Extrait:
La route sillonne et s’élève, régulièrement traversée par un enfant, une mule ou une femme courbée sous le poids d’un fagot démesuré. Les cultures en terrasse, verdoyantes, contrastent sur la terre rouge de la vallée de l’Ourika. Plus nous montons, plus le brouillard se densifie. Plus nous montons, plus mon impatience grandit. Au bout de la route goudronnée, il y a Oukaïmeden. Station de ski galvaudée par les Marocains en hiver, plateau où paissent chèvres et moutons à la belle saison, Oukaïmeden est aussi l’écrin d’un événement unique : l’Ultra Trail Atlas Toubkal. Pour la première fois, je vais vivre cet événement qui me fait rêver depuis mes débuts dans le trail running. Pour avoir déjà foulé la terre rouge du Haut Atlas en mai dernier, je sais que les paysages seront aussi enchanteurs que dépaysants et les parcours aussi techniques qu’exigeants.
Le calme habituel de l’Oukaïmeden a disparu. Un village éphémère est sorti de terre avec ses deux immenses chapiteaux et sa poignée de tentes destinées aux coureurs. Les bénévoles, les participants et les populations locales ont envahi le plateau tandis que les troupeaux de chèvres et de moutons broutent tranquillement, pas franchement perturbés par la présence de ces drôles d’humains équipés de camelbags, de manchons de compression, de bâtons et de casquettes. En quelques heures, une atmosphère fiévreuse et conviviale s’est installée. On discute, on sourit, on apprend à se connaître, on se fait dorer au soleil. Tout le monde profite de l’instant présent en songeant à l’épopée à venir : 105 km pour certains, 42 ou 26 km pour d’autres. Lorsque les yeux s’élèvent vers les montagnes et que le regard suit les lignes de crêtes, c’est un mélange d’impatience et de crainte qui s’immisce en chacun des coureurs. L’UTAT est un trail hors normes, une épreuve qui ajoute à la difficulté du terrain la contrainte de l’altitude. L’UTAT est sans aucun doute le trail le plus haut du monde : un départ à plus de 2 600 m, plusieurs passages de cols à plus de 3 000 m et des altitudes moyennes supérieures à 2 200 m… qui dit mieux ?

Données fournies:
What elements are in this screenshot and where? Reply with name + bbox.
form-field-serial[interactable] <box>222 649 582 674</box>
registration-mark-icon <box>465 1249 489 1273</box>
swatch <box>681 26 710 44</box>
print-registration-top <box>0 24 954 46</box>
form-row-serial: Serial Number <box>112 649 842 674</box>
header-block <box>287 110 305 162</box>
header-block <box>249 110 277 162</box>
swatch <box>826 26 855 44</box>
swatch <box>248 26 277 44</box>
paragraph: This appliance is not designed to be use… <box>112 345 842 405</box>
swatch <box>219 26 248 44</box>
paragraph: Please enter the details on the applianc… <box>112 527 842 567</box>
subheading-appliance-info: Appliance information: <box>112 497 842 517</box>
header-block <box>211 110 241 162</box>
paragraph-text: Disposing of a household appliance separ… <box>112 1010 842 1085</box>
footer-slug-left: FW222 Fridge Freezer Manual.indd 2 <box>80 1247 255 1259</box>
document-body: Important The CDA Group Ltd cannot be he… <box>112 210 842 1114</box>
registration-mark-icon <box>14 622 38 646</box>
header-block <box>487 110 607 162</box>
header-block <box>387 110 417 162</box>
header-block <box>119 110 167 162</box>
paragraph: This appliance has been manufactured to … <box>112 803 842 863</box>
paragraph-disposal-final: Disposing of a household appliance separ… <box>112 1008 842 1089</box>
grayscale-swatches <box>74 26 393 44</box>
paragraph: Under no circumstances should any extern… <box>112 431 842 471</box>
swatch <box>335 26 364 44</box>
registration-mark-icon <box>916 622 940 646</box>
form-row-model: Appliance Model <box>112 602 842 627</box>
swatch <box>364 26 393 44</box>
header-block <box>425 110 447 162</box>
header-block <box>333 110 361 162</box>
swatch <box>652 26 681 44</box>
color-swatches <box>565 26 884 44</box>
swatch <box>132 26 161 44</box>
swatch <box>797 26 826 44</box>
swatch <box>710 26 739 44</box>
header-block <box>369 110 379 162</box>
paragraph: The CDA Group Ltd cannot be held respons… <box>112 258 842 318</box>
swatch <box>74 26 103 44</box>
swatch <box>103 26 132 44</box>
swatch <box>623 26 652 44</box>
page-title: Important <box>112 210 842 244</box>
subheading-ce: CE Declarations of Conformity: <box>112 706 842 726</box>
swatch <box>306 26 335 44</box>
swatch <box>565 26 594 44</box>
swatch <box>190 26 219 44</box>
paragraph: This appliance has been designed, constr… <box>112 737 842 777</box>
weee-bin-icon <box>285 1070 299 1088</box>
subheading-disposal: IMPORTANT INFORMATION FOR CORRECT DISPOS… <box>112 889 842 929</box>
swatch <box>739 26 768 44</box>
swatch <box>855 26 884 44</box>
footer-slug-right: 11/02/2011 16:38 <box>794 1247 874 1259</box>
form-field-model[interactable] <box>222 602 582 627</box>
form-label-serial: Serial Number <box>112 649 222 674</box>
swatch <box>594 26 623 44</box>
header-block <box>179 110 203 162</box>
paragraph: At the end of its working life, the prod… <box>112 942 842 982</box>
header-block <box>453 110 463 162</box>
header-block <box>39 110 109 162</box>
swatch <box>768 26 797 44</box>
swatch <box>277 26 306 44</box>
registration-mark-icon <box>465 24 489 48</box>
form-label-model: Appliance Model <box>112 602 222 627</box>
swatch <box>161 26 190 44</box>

Objectifs:
• 1. Dans la liste, renomme « header-block » en « title-block » et redonne les lignes depuis le début jusqu'à celle qui contient « swatch <box>364 26 393 44</box> » incluse, sans rien changer d'autre.
• 2. Poursuis le récit sur l'Ultra Trail Atlas Toubkal après sa dernière phrase.

Réponses:
• 1.
What elements are in this screenshot and where? Reply with name + bbox.
form-field-serial[interactable] <box>222 649 582 674</box>
registration-mark-icon <box>465 1249 489 1273</box>
swatch <box>681 26 710 44</box>
print-registration-top <box>0 24 954 46</box>
form-row-serial: Serial Number <box>112 649 842 674</box>
title-block <box>287 110 305 162</box>
title-block <box>249 110 277 162</box>
swatch <box>826 26 855 44</box>
swatch <box>248 26 277 44</box>
paragraph: This appliance is not designed to be use… <box>112 345 842 405</box>
swatch <box>219 26 248 44</box>
paragraph: Please enter the details on the applianc… <box>112 527 842 567</box>
subheading-appliance-info: Appliance information: <box>112 497 842 517</box>
title-block <box>211 110 241 162</box>
paragraph-text: Disposing of a household appliance separ… <box>112 1010 842 1085</box>
footer-slug-left: FW222 Fridge Freezer Manual.indd 2 <box>80 1247 255 1259</box>
document-body: Important The CDA Group Ltd cannot be he… <box>112 210 842 1114</box>
registration-mark-icon <box>14 622 38 646</box>
title-block <box>487 110 607 162</box>
title-block <box>387 110 417 162</box>
title-block <box>119 110 167 162</box>
paragraph: This appliance has been manufactured to … <box>112 803 842 863</box>
paragraph-disposal-final: Disposing of a household appliance separ… <box>112 1008 842 1089</box>
grayscale-swatches <box>74 26 393 44</box>
paragraph: Under no circumstances should any extern… <box>112 431 842 471</box>
swatch <box>335 26 364 44</box>
registration-mark-icon <box>916 622 940 646</box>
form-row-model: Appliance Model <box>112 602 842 627</box>
swatch <box>364 26 393 44</box>

• 2.
Jeudi 2 octobre, 6 heures. Le peloton composé des ultratrailers et des marathoniens s’élance dans la nuit. Le ruban de lucioles sillonne bientôt la montagne. En bas, dans la pénombre de l’aurore, j’échange quelques mots avec les organisateurs Cyrille Sismondini et Brice Thouret, et l’incontournable voix du trail, Ludovic Collet. Le silence est retombé sur l’Oukaïmeden. Tout au long de la journée, les arrivants seront acclamés par le public. Fatigués, épuisés par les itinéraires sans pitié, mais tous invariablement heureux. Comme il me tarde de prendre à mon tour le départ…
Vendredi 3 octobre, 9 heures. Sous l’arche de départ, j’observe la ribambelle de Marocains qui semblent jouer leur vie sur cette course tant leurs visages sont tendus. Ils partent comme des flèches avant même la fin du décompte ! Le rythme est élevé… mais l’altitude aussi ! Bien vite, il faut calmer le jeu et gérer l’effort pour ne pas être asphyxié. Les kilomètres défilent dans un paysage qui suscite en moi une émotion particulière. Ici, on se sent si petit, perdu dans l’immensité de ce quasi-désert de montagnes ! De loin en loin, on traverse un village où les enfants rient et tendent la main aux coureurs. Beaucoup d’habitants applaudissent et encouragent les concurrents, tandis que des femmes cheminent, imperturbables, pliées en deux sous le poids de fagots énormes. Les échanges de regards, de sourires et de tapes dans la main sont intenses. J’en oublie que je porte un dossard… et que l’ultime ascension promet d’être terrible.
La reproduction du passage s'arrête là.